>> BEGIN Extracted material

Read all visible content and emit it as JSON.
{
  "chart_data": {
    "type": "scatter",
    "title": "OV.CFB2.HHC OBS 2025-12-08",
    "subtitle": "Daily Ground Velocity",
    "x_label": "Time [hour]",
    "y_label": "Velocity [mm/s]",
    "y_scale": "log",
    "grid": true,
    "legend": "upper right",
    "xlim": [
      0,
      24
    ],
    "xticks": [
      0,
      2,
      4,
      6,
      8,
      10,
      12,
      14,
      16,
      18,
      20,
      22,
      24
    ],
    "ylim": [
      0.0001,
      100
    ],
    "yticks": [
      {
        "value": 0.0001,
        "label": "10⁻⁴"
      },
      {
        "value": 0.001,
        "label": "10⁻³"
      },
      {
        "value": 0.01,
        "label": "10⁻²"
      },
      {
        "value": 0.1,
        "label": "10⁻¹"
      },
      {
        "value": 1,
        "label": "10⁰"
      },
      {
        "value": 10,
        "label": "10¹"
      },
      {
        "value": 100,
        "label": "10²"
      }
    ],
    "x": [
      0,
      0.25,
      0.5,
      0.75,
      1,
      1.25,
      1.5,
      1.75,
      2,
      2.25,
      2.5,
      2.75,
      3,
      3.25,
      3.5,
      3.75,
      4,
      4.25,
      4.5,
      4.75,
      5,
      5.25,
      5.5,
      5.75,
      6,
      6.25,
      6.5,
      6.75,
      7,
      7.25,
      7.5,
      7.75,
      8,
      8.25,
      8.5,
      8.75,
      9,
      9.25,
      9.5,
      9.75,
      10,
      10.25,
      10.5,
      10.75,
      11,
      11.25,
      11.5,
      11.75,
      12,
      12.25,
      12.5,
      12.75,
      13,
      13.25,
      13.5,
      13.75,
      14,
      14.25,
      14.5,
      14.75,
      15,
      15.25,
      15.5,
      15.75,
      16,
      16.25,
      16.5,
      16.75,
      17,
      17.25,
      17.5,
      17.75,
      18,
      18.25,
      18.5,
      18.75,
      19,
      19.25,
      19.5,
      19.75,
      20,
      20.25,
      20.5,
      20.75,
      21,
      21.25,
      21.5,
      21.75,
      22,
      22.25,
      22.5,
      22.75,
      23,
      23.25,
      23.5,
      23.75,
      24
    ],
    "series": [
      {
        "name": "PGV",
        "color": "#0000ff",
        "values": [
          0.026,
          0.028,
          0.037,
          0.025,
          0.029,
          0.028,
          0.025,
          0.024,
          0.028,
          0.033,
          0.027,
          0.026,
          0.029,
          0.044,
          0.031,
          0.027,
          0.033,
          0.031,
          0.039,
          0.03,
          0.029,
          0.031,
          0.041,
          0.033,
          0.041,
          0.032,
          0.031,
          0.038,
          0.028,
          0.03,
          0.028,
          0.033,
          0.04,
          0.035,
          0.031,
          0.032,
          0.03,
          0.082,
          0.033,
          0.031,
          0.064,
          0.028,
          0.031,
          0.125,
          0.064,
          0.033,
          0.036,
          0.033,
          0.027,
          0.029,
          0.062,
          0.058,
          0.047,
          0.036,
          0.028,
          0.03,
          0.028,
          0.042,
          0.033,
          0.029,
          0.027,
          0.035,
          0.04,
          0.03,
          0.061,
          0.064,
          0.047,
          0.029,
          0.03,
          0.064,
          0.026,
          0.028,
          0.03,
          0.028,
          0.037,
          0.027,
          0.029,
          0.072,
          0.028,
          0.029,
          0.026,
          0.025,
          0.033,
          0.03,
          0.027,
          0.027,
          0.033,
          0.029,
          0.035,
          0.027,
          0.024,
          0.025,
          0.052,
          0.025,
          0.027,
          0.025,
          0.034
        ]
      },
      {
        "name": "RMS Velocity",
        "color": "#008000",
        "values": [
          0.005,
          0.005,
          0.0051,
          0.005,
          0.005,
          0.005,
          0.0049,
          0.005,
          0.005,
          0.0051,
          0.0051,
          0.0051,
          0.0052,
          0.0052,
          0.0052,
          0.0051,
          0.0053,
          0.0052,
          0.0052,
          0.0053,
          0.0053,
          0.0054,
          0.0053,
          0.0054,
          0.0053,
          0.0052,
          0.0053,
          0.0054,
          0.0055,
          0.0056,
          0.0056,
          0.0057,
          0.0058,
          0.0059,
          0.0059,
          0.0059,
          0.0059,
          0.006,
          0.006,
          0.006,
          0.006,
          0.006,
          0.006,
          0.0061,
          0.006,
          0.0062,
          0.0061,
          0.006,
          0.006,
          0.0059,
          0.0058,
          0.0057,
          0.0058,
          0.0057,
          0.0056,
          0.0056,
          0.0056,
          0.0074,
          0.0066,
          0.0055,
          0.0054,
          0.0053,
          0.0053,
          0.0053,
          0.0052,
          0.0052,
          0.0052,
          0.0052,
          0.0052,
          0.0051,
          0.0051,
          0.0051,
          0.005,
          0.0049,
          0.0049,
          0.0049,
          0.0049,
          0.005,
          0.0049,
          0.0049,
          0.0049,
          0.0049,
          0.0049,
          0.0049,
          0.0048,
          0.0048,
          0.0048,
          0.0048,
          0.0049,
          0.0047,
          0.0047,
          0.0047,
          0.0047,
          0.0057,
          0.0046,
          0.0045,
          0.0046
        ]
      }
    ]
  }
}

>> END Extracted material
>> BEGIN Extracted material

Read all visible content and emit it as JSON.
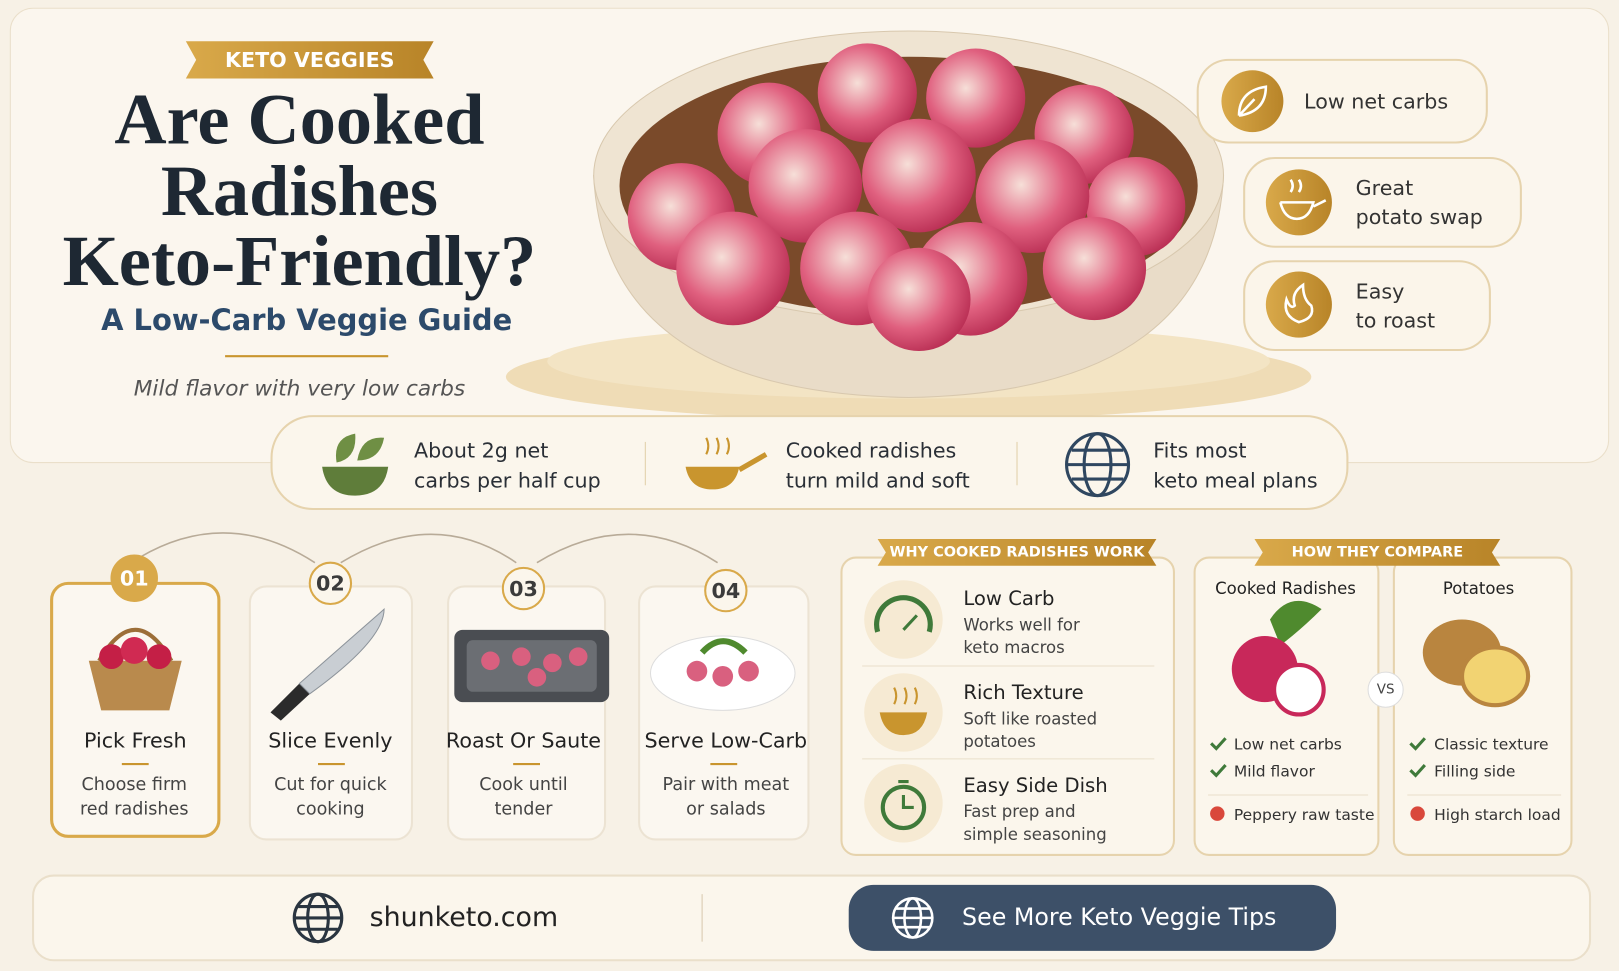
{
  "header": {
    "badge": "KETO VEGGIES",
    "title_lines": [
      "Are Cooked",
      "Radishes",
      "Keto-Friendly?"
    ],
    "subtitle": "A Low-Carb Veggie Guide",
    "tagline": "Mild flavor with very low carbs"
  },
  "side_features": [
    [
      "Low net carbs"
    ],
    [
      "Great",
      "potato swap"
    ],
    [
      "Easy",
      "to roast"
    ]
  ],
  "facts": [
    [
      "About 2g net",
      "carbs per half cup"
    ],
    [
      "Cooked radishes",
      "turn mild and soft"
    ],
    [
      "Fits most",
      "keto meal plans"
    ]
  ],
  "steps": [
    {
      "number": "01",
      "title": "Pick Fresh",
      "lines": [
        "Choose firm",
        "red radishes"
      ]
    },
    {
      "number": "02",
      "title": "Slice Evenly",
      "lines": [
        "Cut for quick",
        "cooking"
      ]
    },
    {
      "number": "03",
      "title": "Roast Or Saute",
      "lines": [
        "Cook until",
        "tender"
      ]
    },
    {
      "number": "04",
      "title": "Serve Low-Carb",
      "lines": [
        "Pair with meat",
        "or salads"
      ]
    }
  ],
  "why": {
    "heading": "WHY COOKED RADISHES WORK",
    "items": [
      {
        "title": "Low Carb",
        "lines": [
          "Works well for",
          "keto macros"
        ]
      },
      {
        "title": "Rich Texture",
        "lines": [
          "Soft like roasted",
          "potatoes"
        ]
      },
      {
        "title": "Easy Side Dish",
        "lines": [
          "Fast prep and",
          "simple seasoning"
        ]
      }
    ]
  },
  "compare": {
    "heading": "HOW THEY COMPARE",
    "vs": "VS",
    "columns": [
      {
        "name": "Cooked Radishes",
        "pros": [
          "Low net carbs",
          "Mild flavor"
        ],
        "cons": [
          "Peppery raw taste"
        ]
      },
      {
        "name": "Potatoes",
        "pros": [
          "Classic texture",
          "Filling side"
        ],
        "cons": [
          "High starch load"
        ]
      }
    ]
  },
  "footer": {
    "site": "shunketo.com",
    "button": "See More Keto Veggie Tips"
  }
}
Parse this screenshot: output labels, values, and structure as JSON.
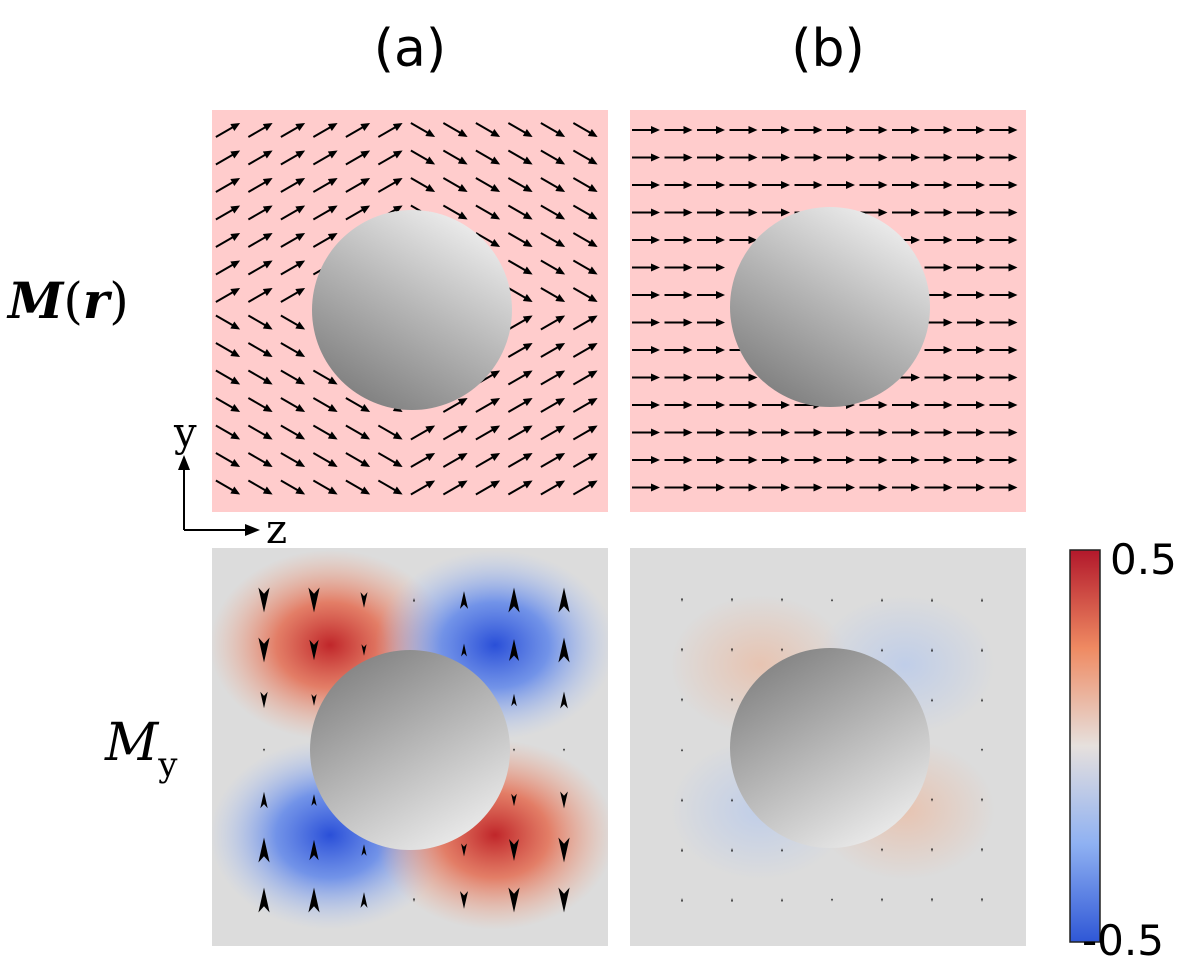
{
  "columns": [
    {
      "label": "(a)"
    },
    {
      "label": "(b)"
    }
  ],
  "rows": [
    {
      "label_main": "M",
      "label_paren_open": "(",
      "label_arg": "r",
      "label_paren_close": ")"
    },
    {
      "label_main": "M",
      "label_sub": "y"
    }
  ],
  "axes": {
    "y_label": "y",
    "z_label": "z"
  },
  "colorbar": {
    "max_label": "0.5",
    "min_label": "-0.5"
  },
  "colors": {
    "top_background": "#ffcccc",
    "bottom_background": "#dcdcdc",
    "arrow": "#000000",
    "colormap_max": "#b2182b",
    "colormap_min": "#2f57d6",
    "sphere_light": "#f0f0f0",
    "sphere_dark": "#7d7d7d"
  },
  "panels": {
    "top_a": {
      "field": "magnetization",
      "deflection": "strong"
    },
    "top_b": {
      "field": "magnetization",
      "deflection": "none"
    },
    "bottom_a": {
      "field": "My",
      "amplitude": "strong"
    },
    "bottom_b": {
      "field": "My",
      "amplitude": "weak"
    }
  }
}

>> END Extracted material

# The request:
Copy every line of the listing that includes the string "Velocity".

# Expected answer:
    "subtitle": "Daily Ground Velocity",
    "y_label": "Velocity [mm/s]",
        "name": "RMS Velocity",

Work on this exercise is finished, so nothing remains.